▶ Enregistrements du jeu:
◆ ◆ ◆ ◆ ◆

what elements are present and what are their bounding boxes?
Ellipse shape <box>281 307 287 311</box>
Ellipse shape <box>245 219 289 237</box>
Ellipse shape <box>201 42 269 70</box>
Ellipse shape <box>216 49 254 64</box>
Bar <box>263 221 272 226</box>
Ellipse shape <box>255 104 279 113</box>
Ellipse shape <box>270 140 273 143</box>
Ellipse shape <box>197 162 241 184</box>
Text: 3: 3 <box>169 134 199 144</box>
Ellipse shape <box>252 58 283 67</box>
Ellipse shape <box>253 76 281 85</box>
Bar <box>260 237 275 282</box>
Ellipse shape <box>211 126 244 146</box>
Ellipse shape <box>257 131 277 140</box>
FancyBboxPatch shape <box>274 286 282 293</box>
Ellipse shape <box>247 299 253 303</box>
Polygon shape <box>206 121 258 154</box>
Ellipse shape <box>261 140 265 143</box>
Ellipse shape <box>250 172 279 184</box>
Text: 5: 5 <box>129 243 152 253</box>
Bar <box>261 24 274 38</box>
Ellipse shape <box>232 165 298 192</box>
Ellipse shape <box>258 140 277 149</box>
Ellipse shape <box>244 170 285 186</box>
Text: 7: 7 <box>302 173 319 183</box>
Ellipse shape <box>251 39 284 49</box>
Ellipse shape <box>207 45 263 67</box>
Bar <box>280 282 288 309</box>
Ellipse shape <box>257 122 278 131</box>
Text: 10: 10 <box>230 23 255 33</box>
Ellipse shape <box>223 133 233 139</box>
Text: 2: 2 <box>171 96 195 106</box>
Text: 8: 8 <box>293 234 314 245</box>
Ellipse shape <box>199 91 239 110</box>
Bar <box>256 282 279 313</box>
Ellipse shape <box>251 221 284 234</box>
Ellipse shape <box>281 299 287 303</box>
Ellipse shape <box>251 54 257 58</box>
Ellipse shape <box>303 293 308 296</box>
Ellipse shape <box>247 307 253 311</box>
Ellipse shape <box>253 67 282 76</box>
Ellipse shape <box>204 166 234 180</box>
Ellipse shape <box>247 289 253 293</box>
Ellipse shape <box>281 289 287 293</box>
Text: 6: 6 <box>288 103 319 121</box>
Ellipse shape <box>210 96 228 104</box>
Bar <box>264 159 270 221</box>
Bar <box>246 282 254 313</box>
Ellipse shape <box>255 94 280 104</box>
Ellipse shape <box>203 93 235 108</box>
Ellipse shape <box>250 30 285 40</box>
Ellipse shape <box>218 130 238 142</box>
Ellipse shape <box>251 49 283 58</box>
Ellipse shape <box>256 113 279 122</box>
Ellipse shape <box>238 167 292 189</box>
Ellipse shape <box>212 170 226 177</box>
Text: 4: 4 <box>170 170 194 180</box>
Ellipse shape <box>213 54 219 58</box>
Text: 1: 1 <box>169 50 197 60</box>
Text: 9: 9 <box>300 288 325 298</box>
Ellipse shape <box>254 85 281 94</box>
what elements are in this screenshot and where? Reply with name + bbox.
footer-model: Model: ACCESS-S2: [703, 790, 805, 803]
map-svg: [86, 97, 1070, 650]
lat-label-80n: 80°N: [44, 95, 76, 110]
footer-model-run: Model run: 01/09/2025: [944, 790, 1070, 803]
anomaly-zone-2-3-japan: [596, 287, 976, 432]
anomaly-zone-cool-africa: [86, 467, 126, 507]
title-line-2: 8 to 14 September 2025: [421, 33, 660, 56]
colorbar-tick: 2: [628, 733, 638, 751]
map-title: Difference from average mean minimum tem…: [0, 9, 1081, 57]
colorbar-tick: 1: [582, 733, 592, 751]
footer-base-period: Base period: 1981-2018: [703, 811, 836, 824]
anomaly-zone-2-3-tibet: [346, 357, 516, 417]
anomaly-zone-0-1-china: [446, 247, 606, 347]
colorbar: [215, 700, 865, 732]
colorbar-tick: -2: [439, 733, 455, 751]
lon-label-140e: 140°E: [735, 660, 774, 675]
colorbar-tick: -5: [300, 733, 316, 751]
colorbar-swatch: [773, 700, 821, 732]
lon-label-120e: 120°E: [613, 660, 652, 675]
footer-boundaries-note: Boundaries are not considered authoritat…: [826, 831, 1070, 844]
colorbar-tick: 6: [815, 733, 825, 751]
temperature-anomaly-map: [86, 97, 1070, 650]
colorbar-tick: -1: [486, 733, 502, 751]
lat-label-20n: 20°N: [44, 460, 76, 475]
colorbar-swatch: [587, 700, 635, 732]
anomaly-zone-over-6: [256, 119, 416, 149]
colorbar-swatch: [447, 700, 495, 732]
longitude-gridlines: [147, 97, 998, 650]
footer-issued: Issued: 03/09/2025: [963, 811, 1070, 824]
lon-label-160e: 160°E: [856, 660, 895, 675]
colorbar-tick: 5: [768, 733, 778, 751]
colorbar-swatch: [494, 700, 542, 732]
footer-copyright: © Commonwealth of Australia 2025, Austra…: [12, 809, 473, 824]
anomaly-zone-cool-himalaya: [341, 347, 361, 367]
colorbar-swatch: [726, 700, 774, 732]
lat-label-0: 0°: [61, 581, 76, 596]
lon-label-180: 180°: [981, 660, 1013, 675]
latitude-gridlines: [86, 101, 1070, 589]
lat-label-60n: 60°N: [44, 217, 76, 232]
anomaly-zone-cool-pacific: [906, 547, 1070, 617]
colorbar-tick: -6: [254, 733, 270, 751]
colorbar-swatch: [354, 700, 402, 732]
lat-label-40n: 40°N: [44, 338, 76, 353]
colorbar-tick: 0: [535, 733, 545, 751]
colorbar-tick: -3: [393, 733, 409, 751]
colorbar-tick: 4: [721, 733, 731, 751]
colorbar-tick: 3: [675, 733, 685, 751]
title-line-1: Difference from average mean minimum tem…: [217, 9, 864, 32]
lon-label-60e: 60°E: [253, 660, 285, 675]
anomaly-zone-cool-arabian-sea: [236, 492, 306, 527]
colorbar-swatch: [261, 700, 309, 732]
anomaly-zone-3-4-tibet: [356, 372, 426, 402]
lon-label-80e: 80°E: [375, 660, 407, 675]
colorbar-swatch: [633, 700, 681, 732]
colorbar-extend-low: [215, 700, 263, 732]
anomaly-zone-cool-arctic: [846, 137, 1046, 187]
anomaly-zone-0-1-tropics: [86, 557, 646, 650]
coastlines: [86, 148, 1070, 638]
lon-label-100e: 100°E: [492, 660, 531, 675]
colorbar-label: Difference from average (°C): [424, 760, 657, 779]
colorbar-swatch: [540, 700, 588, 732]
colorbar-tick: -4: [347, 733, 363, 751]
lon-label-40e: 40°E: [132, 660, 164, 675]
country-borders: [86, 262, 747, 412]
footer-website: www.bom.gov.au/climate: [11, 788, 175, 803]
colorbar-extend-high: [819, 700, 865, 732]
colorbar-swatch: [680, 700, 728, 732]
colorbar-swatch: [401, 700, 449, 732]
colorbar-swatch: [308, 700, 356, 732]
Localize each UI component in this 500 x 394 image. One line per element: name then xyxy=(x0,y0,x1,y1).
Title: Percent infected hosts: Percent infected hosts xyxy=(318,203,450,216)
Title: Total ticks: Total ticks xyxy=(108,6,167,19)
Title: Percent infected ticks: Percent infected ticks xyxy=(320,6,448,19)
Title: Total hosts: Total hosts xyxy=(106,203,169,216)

◆ ◆ ◆ ◆ ◆

▶ Consigne:
Recopiez à l'identique l'ensemble des enregistrements ci-dessus, du premier au dernier, sans rien changer.

▶ Réponse attendue:
what elements are present and what are their bounding boxes?
Ellipse shape <box>281 307 287 311</box>
Ellipse shape <box>245 219 289 237</box>
Ellipse shape <box>201 42 269 70</box>
Ellipse shape <box>216 49 254 64</box>
Bar <box>263 221 272 226</box>
Ellipse shape <box>255 104 279 113</box>
Ellipse shape <box>270 140 273 143</box>
Ellipse shape <box>197 162 241 184</box>
Text: 3: 3 <box>169 134 199 144</box>
Ellipse shape <box>252 58 283 67</box>
Ellipse shape <box>253 76 281 85</box>
Bar <box>260 237 275 282</box>
Ellipse shape <box>211 126 244 146</box>
Ellipse shape <box>257 131 277 140</box>
FancyBboxPatch shape <box>274 286 282 293</box>
Ellipse shape <box>247 299 253 303</box>
Polygon shape <box>206 121 258 154</box>
Ellipse shape <box>261 140 265 143</box>
Ellipse shape <box>250 172 279 184</box>
Text: 5: 5 <box>129 243 152 253</box>
Bar <box>261 24 274 38</box>
Ellipse shape <box>232 165 298 192</box>
Ellipse shape <box>258 140 277 149</box>
Ellipse shape <box>244 170 285 186</box>
Text: 7: 7 <box>302 173 319 183</box>
Ellipse shape <box>251 39 284 49</box>
Ellipse shape <box>207 45 263 67</box>
Bar <box>280 282 288 309</box>
Ellipse shape <box>257 122 278 131</box>
Text: 10: 10 <box>230 23 255 33</box>
Ellipse shape <box>223 133 233 139</box>
Text: 2: 2 <box>171 96 195 106</box>
Text: 8: 8 <box>293 234 314 245</box>
Ellipse shape <box>199 91 239 110</box>
Bar <box>256 282 279 313</box>
Ellipse shape <box>251 221 284 234</box>
Ellipse shape <box>281 299 287 303</box>
Ellipse shape <box>251 54 257 58</box>
Ellipse shape <box>303 293 308 296</box>
Ellipse shape <box>247 307 253 311</box>
Ellipse shape <box>253 67 282 76</box>
Ellipse shape <box>204 166 234 180</box>
Ellipse shape <box>247 289 253 293</box>
Ellipse shape <box>281 289 287 293</box>
Text: 6: 6 <box>288 103 319 121</box>
Ellipse shape <box>210 96 228 104</box>
Bar <box>264 159 270 221</box>
Bar <box>246 282 254 313</box>
Ellipse shape <box>255 94 280 104</box>
Ellipse shape <box>203 93 235 108</box>
Ellipse shape <box>250 30 285 40</box>
Ellipse shape <box>218 130 238 142</box>
Ellipse shape <box>251 49 283 58</box>
Ellipse shape <box>256 113 279 122</box>
Ellipse shape <box>238 167 292 189</box>
Ellipse shape <box>212 170 226 177</box>
Text: 4: 4 <box>170 170 194 180</box>
Ellipse shape <box>213 54 219 58</box>
Text: 1: 1 <box>169 50 197 60</box>
Text: 9: 9 <box>300 288 325 298</box>
Ellipse shape <box>254 85 281 94</box>
what elements are in this screenshot and where? Reply with name + bbox.
footer-model: Model: ACCESS-S2: [703, 790, 805, 803]
map-svg: [86, 97, 1070, 650]
lat-label-80n: 80°N: [44, 95, 76, 110]
footer-model-run: Model run: 01/09/2025: [944, 790, 1070, 803]
anomaly-zone-2-3-japan: [596, 287, 976, 432]
anomaly-zone-cool-africa: [86, 467, 126, 507]
title-line-2: 8 to 14 September 2025: [421, 33, 660, 56]
colorbar-tick: 2: [628, 733, 638, 751]
map-title: Difference from average mean minimum tem…: [0, 9, 1081, 57]
colorbar-tick: 1: [582, 733, 592, 751]
footer-base-period: Base period: 1981-2018: [703, 811, 836, 824]
anomaly-zone-2-3-tibet: [346, 357, 516, 417]
anomaly-zone-0-1-china: [446, 247, 606, 347]
colorbar: [215, 700, 865, 732]
colorbar-tick: -2: [439, 733, 455, 751]
lon-label-140e: 140°E: [735, 660, 774, 675]
colorbar-tick: -5: [300, 733, 316, 751]
colorbar-swatch: [773, 700, 821, 732]
lon-label-120e: 120°E: [613, 660, 652, 675]
footer-boundaries-note: Boundaries are not considered authoritat…: [826, 831, 1070, 844]
colorbar-tick: 6: [815, 733, 825, 751]
temperature-anomaly-map: [86, 97, 1070, 650]
colorbar-tick: -1: [486, 733, 502, 751]
lat-label-20n: 20°N: [44, 460, 76, 475]
colorbar-swatch: [587, 700, 635, 732]
anomaly-zone-over-6: [256, 119, 416, 149]
colorbar-swatch: [447, 700, 495, 732]
longitude-gridlines: [147, 97, 998, 650]
footer-issued: Issued: 03/09/2025: [963, 811, 1070, 824]
lon-label-160e: 160°E: [856, 660, 895, 675]
colorbar-tick: 5: [768, 733, 778, 751]
colorbar-swatch: [494, 700, 542, 732]
footer-copyright: © Commonwealth of Australia 2025, Austra…: [12, 809, 473, 824]
anomaly-zone-cool-himalaya: [341, 347, 361, 367]
colorbar-swatch: [726, 700, 774, 732]
lat-label-0: 0°: [61, 581, 76, 596]
lon-label-180: 180°: [981, 660, 1013, 675]
latitude-gridlines: [86, 101, 1070, 589]
lat-label-60n: 60°N: [44, 217, 76, 232]
anomaly-zone-cool-pacific: [906, 547, 1070, 617]
colorbar-tick: -6: [254, 733, 270, 751]
colorbar-swatch: [354, 700, 402, 732]
lat-label-40n: 40°N: [44, 338, 76, 353]
colorbar-tick: 0: [535, 733, 545, 751]
colorbar-tick: -3: [393, 733, 409, 751]
colorbar-tick: 4: [721, 733, 731, 751]
colorbar-tick: 3: [675, 733, 685, 751]
title-line-1: Difference from average mean minimum tem…: [217, 9, 864, 32]
lon-label-60e: 60°E: [253, 660, 285, 675]
anomaly-zone-cool-arabian-sea: [236, 492, 306, 527]
colorbar-swatch: [261, 700, 309, 732]
anomaly-zone-3-4-tibet: [356, 372, 426, 402]
lon-label-80e: 80°E: [375, 660, 407, 675]
colorbar-swatch: [633, 700, 681, 732]
colorbar-extend-low: [215, 700, 263, 732]
anomaly-zone-cool-arctic: [846, 137, 1046, 187]
anomaly-zone-0-1-tropics: [86, 557, 646, 650]
coastlines: [86, 148, 1070, 638]
lon-label-100e: 100°E: [492, 660, 531, 675]
colorbar-label: Difference from average (°C): [424, 760, 657, 779]
colorbar-swatch: [540, 700, 588, 732]
colorbar-tick: -4: [347, 733, 363, 751]
lon-label-40e: 40°E: [132, 660, 164, 675]
country-borders: [86, 262, 747, 412]
footer-website: www.bom.gov.au/climate: [11, 788, 175, 803]
colorbar-extend-high: [819, 700, 865, 732]
colorbar-swatch: [680, 700, 728, 732]
colorbar-swatch: [401, 700, 449, 732]
colorbar-swatch: [308, 700, 356, 732]
Localize each UI component in this 500 x 394 image. One line per element: name then xyxy=(x0,y0,x1,y1).
Title: Percent infected hosts: Percent infected hosts xyxy=(318,203,450,216)
Title: Total ticks: Total ticks xyxy=(108,6,167,19)
Title: Percent infected ticks: Percent infected ticks xyxy=(320,6,448,19)
Title: Total hosts: Total hosts xyxy=(106,203,169,216)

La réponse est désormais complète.